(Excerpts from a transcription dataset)

--------------------------------------------------

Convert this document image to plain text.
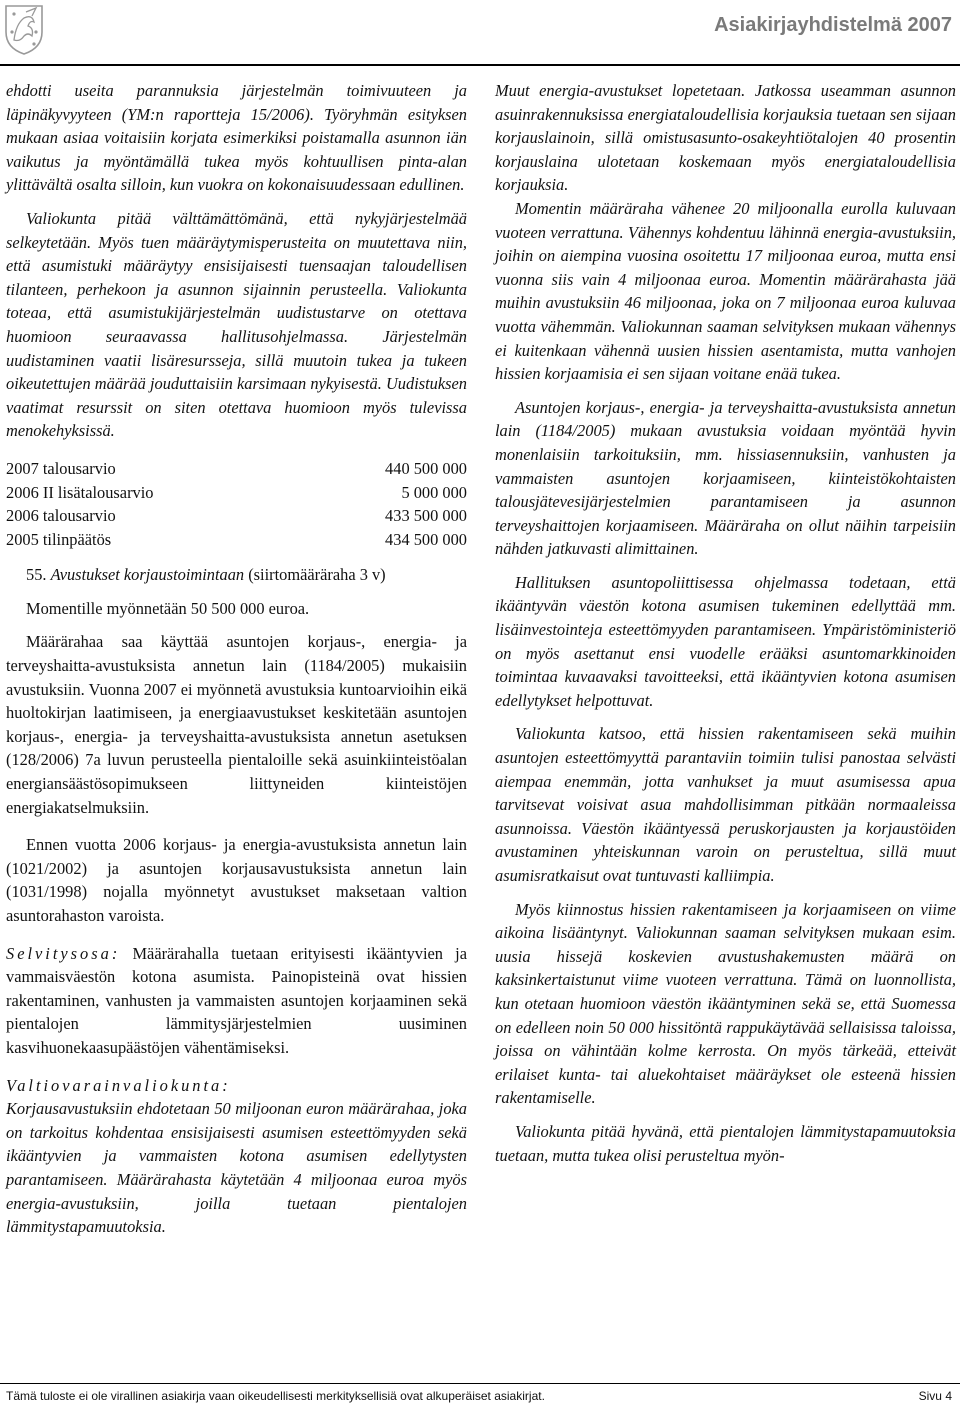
Asiakirjayhdistelmä 2007

ehdotti useita parannuksia järjestelmän toimivuuteen ja läpinäkyvyyteen (YM:n raportteja 15/2006). Työryhmän esityksen mukaan asiaa voitaisiin korjata esimerkiksi poistamalla asunnon iän vaikutus ja myöntämällä tukea myös kohtuullisen pinta-alan ylittävältä osalta silloin, kun vuokra on kokonaisuudessaan edullinen.

Valiokunta pitää välttämättömänä, että nykyjärjestelmää selkeytetään. Myös tuen määräytymisperusteita on muutettava niin, että asumistuki määräytyy ensisijaisesti tuensaajan taloudellisen tilanteen, perhekoon ja asunnon sijainnin perusteella. Valiokunta toteaa, että asumistukijärjestelmän uudistustarve on otettava huomioon seuraavassa hallitusohjelmassa. Järjestelmän uudistaminen vaatii lisäresursseja, sillä muutoin tukea ja tukeen oikeutettujen määrää jouduttaisiin karsimaan nykyisestä. Uudistuksen vaatimat resurssit on siten otettava huomioon myös tulevissa menokehyksissä.

2007 talousarvio	440 500 000
2006 II lisätalousarvio	5 000 000
2006 talousarvio	433 500 000
2005 tilinpäätös	434 500 000
55. Avustukset korjaustoimintaan (siirtomääräraha 3 v)

Momentille myönnetään 50 500 000 euroa.

Määrärahaa saa käyttää asuntojen korjaus-, energia- ja terveyshaitta-avustuksista annetun lain (1184/2005) mukaisiin avustuksiin. Vuonna 2007 ei myönnetä avustuksia kuntoarvioihin eikä huoltokirjan laatimiseen, ja energiaavustukset keskitetään asuntojen korjaus-, energia- ja terveyshaitta-avustuksista annetun asetuksen (128/2006) 7a luvun perusteella pientaloille sekä asuinkiinteistöalan energiansäästösopimukseen liittyneiden kiinteistöjen energiakatselmuksiin.

Ennen vuotta 2006 korjaus- ja energia-avustuksista annetun lain (1021/2002) ja asuntojen korjausavustuksista annetun lain (1031/1998) nojalla myönnetyt avustukset maksetaan valtion asuntorahaston varoista.

Selvitysosa: Määrärahalla tuetaan erityisesti ikääntyvien ja vammaisväestön kotona asumista. Painopisteinä ovat hissien rakentaminen, vanhusten ja vammaisten asuntojen korjaaminen sekä pientalojen lämmitysjärjestelmien uusiminen kasvihuonekaasupäästöjen vähentämiseksi.

Valtiovarainvaliokunta:

Korjausavustuksiin ehdotetaan 50 miljoonan euron määrärahaa, joka on tarkoitus kohdentaa ensisijaisesti asumisen esteettömyyden sekä ikääntyvien ja vammaisten kotona asumisen edellytysten parantamiseen. Määrärahasta käytetään 4 miljoonaa euroa myös energia-avustuksiin, joilla tuetaan pientalojen lämmitystapamuutoksia.

Muut energia-avustukset lopetetaan. Jatkossa useamman asunnon asuinrakennuksissa energiataloudellisia korjauksia tuetaan sen sijaan korjauslainoin, sillä omistusasunto-osakeyhtiötalojen 40 prosentin korjauslaina ulotetaan koskemaan myös energiataloudellisia korjauksia.

Momentin määräraha vähenee 20 miljoonalla eurolla kuluvaan vuoteen verrattuna. Vähennys kohdentuu lähinnä energia-avustuksiin, joihin on aiempina vuosina osoitettu 17 miljoonaa euroa, mutta ensi vuonna siis vain 4 miljoonaa euroa. Momentin määrärahasta jää muihin avustuksiin 46 miljoonaa, joka on 7 miljoonaa euroa kuluvaa vuotta vähemmän. Valiokunnan saaman selvityksen mukaan vähennys ei kuitenkaan vähennä uusien hissien asentamista, mutta vanhojen hissien korjaamisia ei sen sijaan voitane enää tukea.

Asuntojen korjaus-, energia- ja terveyshaitta-avustuksista annetun lain (1184/2005) mukaan avustuksia voidaan myöntää hyvin monenlaisiin tarkoituksiin, mm. hissiasennuksiin, vanhusten ja vammaisten asuntojen korjaamiseen, kiinteistökohtaisten talousjätevesijärjestelmien parantamiseen ja asunnon terveyshaittojen korjaamiseen. Määräraha on ollut näihin tarpeisiin nähden jatkuvasti alimittainen.

Hallituksen asuntopoliittisessa ohjelmassa todetaan, että ikääntyvän väestön kotona asumisen tukeminen edellyttää mm. lisäinvestointeja esteettömyyden parantamiseen. Ympäristöministeriö on myös asettanut ensi vuodelle erääksi asuntomarkkinoiden toimintaa kuvaavaksi tavoitteeksi, että ikääntyvien kotona asumisen edellytykset helpottuvat.

Valiokunta katsoo, että hissien rakentamiseen sekä muihin asuntojen esteettömyyttä parantaviin toimiin tulisi panostaa selvästi aiempaa enemmän, jotta vanhukset ja muut asumisessa apua tarvitsevat voisivat asua mahdollisimman pitkään normaaleissa asunnoissa. Väestön ikääntyessä peruskorjausten ja korjaustöiden avustaminen yhteiskunnan varoin on perusteltua, sillä muut asumisratkaisut ovat tuntuvasti kalliimpia.

Myös kiinnostus hissien rakentamiseen ja korjaamiseen on viime aikoina lisääntynyt. Valiokunnan saaman selvityksen mukaan esim. uusia hissejä koskevien avustushakemusten määrä on kaksinkertaistunut viime vuoteen verrattuna. Tämä on luonnollista, kun otetaan huomioon väestön ikääntyminen sekä se, että Suomessa on edelleen noin 50 000 hissitöntä rappukäytävää sellaisissa taloissa, joissa on vähintään kolme kerrosta. On myös tärkeää, etteivät erilaiset kunta- tai aluekohtaiset määräykset ole esteenä hissien rakentamiselle.

Valiokunta pitää hyvänä, että pientalojen lämmitystapamuutoksia tuetaan, mutta tukea olisi perusteltua myön-

Tämä tuloste ei ole virallinen asiakirja vaan oikeudellisesti merkityksellisiä ovat alkuperäiset asiakirjat.	Sivu 4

--------------------------------------------------

_What to do:_ Extract every line above that contains the word "perusteltua".

_Task output:_
Valiokunta katsoo, että hissien rakentamiseen sekä muihin asuntojen esteettömyyttä parantaviin toimiin tulisi panostaa selvästi aiempaa enemmän, jotta vanhukset ja muut asumisessa apua tarvitsevat voisivat asua mahdollisimman pitkään normaaleissa asunnoissa. Väestön ikääntyessä peruskorjausten ja korjaustöiden avustaminen yhteiskunnan varoin on perusteltua, sillä muut asumisratkaisut ovat tuntuvasti kalliimpia.
Valiokunta pitää hyvänä, että pientalojen lämmitystapamuutoksia tuetaan, mutta tukea olisi perusteltua myön-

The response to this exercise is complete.